TEXT BLOCK
--- begin ---
Reply to this email directly, view it on GitHub
https://github.com/whatwg/html/issues/5297#issuecomment-644223414, or
unsubscribe
https://github.com/notifications/unsubscribe-auth/AAAXFQNDFZ46C3EM6WVNMITRWZAVRANCNFSM4KWQWNFA
.

That was my thinking too, @silviapfeiffer , but during the call I _think_ I heard another suggestion, which is that Infinity is a proxy for "whenever the (currently unknown) end of media happens", so while the media duration is unknown and the media is ongoing, and the cue end time is Infinity, the end handler does not get called, but if the media is deemed to have ended, somehow (and no other change happens), _then_ call the end handler.

Another perhaps inter-related view was put, by @eric-carlson I think, that cues are _part_ of the media, so if there are ongoing cues after the other media components, audio, video etc have ended, then the media overall cannot have ended. By this reasoning, a media element with an associated text track that includes a cue whose end time is Infinity could never end.

Here's a link to the discussion from 2020-06-15.

The key points from yesterday's discussion in the Media Timed Events Task Force come from the definitions:

  1. An unbounded media stream has a finite duration that monotonically increases over time, i.e. initially 0, then 1 after a second and so on. WHATWG provides a definition for duration which includes media.duration = Infinity to represent the (finite) length of the media resource. The media duration is defined as the time at the end of media resource in seconds (which may be unknown - see below).
  2. There is no identified requirement for handling times differently in bounded and unbounded streams. Furthermore, such discrimination could cause an anomaly in the live capture use case:

    • During media capture, recording the (unknown) end time of the media resource as Infinity is valid. However, at the instant that the capture ends, the stream becomes bounded (by definition) causing the valid recorded end times to become invalid which is anomalous.

@silviapfeiffer I disagree, though I think I've also made a mistake with my choice of wording in the proposal.

The intention is to allow a cue with an unknown end time which can be represented by endTime = Infinity and which is consistent with the current WHATWG media.duration = Infinity definition. Hence, a clearer title for this issue might be: AddTextTrackCue end time representing an unknown time. Apologies for the confusion.

To address your point above, the cue end handler will be called as the cue has a finite (but unknown) duration. Assuming that the cue is active at the current media playback time, two ways it can become inactive and call the end handler are:

  1. The media player is rewound to the start at time 0, or to any time before the cue start.
  2. The media player is cleared or reset in some way, e.g. a playlist skips to the next media file, a user-loaded media resource is cleared, or the media player is closed.
--- end ---
DATA RECORDS
--- begin ---
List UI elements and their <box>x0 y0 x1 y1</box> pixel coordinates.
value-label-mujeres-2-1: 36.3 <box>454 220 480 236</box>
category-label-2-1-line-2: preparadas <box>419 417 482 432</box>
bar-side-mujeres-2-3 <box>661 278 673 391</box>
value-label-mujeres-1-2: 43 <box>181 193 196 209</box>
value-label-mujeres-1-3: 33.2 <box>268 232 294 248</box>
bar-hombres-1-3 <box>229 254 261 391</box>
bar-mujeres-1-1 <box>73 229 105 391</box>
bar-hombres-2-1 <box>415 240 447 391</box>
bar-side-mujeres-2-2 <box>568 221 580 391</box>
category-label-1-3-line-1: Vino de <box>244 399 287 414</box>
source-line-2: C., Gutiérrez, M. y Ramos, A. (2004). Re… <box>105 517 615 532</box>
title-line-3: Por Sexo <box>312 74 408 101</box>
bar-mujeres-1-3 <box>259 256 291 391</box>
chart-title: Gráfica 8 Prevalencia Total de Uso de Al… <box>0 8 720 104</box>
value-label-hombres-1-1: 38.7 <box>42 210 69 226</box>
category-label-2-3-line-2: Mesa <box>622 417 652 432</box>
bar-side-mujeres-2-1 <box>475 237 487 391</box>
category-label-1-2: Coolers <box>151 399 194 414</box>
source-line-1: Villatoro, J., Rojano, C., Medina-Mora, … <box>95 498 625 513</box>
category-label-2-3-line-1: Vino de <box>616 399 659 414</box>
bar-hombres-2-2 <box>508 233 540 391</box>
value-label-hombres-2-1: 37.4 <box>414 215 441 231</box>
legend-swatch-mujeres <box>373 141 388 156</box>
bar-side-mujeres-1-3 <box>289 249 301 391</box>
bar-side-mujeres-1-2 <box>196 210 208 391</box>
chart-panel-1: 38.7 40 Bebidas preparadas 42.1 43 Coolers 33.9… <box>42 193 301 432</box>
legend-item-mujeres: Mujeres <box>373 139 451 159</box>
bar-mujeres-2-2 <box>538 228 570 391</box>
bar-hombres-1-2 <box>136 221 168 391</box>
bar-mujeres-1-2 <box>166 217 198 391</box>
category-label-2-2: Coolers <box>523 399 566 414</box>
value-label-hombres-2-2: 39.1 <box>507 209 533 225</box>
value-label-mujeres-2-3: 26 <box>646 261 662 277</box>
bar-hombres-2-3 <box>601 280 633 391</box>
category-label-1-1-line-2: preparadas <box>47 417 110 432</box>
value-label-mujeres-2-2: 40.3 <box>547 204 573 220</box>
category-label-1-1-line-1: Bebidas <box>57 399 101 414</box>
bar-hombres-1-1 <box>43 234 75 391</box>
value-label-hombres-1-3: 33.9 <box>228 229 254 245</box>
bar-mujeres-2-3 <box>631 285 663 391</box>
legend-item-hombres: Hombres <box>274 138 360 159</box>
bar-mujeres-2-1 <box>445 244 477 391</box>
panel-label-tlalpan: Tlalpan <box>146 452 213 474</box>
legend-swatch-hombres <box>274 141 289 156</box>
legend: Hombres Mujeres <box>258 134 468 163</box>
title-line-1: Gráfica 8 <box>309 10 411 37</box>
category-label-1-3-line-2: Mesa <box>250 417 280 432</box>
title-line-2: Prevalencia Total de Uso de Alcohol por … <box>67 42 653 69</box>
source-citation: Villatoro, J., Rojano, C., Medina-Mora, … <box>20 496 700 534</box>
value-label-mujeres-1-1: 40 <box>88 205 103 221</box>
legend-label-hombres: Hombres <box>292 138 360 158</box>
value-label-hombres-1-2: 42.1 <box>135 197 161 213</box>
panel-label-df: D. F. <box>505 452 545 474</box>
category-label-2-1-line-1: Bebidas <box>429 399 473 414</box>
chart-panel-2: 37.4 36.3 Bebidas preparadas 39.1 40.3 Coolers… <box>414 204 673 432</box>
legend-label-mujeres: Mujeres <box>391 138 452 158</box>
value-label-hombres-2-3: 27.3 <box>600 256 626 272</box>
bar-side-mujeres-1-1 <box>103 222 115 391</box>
--- end ---
PROBLEMS TO SOLVE
**1.** In the discussion of cue end times, condense the paragraph starting "Another perhaps inter-related view" into two sentences that keep its main points.
**2.** Carry on the discussion of cue end times from the point where it stops.
The rows have nothing to do with the discussion of cue end times.

FINAL RESULTS
**1.** A related view, which the writer thinks came from @eric-carlson, holds that cues are part of the media, so the media as a whole cannot have ended while cues continue after the audio, video and other components have ended. It follows that a media element whose text track has a cue ending at Infinity could never end.

**2.**
In both cases, the end handler should be called to make the cue inactive. Note that the cue is not necessarily displayed within the media player itself, e.g. WebVMT cues can be overlaid on a separate map display.

More generally, I can't think of a single example when the end handler is not called for an active cue, though I may have overlooked something.

the cue end handler will be called as the cue has a finite (but unknown) duration.

Infinity is finite?

Assuming that the cue is active at the current media playback time, two ways it can become inactive and call the end handler are:

  1. The media player is rewound to the start at time 0, or to any time before the cue start.
  2. The media player is cleared or reset in some way, e.g. a playlist skips to the next media file, a user-loaded media resource is cleared, or the media player is closed.

Why would the cue change event fire when the media player is cleared? That event is only fired during the time marches on steps, which I believe only happen during playback and after seeking

Infinity is finite?

No, that's not what I mean, but I think it's a source of confusion. The current WHATWG spec _represents_ the duration of an unbounded stream with Infinity: media.duration = Infinity. Do you believe that an unbounded stream literally has an infinite duration?

Why would the cue change event fire when the media player is cleared? That event is only fired during the time marches on steps, which I believe only happen during playback and after seeking

I presume that all associated resources are released when a media player closes, otherwise it would leak memory. It seems reasonable to call the cue end handler as part of this release process. If not, how does the player convey that an active cue should no longer be displayed when that resource is released?

If not, how does the player convey that an active cue should no longer be displayed when that resource is released?

I think web apps can implement this scenario using the media element's ended event and iterating over the text track's activeCues.

That makes sense, so perhaps we're talking about the same idea in different terms. Is that described in the WHATWG spec?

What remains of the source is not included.